Records excerpted from a collection:
====

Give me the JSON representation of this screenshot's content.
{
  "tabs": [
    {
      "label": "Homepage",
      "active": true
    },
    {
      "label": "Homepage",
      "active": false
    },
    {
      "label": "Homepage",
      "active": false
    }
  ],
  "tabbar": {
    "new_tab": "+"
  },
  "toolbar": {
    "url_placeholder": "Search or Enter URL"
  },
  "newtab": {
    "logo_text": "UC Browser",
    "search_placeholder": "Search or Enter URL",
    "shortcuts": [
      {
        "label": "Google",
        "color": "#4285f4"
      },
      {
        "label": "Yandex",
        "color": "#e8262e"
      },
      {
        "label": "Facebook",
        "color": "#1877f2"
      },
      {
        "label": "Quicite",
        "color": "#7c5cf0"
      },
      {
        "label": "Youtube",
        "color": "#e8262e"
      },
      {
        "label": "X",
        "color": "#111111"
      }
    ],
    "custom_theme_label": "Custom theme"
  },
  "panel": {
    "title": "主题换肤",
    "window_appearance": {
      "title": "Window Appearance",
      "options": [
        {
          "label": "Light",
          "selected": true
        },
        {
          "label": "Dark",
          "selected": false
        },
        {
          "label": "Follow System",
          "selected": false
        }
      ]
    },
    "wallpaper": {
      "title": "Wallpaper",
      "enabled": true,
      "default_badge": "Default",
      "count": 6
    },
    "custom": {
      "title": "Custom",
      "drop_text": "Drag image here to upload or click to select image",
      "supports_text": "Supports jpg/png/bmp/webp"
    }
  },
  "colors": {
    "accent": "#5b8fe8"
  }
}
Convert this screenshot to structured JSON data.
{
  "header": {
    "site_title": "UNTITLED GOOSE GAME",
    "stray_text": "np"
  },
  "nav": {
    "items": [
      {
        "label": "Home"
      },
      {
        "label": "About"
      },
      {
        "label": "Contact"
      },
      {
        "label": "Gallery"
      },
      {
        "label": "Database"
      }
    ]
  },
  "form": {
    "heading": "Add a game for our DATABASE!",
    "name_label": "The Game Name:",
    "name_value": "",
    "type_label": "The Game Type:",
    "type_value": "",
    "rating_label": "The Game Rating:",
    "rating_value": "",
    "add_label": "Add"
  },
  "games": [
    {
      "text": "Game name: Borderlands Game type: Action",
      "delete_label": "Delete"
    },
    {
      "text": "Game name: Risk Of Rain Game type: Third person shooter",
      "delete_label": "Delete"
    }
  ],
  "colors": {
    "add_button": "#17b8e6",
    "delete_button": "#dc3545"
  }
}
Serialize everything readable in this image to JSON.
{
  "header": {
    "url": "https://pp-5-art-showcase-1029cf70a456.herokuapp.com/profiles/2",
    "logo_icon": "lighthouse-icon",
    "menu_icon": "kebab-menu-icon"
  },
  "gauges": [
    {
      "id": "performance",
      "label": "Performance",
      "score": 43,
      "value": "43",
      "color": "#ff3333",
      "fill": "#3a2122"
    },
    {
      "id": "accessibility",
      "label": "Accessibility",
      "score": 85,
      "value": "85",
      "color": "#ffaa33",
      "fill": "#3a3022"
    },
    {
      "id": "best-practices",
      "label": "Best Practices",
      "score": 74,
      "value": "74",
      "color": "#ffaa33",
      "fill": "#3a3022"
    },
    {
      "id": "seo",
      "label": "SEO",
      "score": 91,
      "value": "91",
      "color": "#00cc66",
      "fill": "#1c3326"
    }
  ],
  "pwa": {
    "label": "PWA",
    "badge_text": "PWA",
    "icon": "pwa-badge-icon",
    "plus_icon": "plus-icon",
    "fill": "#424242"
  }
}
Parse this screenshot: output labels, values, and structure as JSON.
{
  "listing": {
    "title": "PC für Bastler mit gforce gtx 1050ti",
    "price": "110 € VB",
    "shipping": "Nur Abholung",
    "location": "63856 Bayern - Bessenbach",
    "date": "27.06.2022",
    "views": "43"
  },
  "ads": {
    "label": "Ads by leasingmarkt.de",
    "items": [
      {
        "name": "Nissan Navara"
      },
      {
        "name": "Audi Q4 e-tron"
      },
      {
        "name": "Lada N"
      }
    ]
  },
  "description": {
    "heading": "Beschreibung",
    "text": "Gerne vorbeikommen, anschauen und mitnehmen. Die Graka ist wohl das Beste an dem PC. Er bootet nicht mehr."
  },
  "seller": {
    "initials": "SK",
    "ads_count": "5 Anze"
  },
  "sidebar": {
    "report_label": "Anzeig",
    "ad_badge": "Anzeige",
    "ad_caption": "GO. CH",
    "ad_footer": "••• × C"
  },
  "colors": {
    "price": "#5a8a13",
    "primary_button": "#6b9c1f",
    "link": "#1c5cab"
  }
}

====

List every line above that holds the word "heading".

    "heading": "Add a game for our DATABASE!",
    "heading": "Beschreibung",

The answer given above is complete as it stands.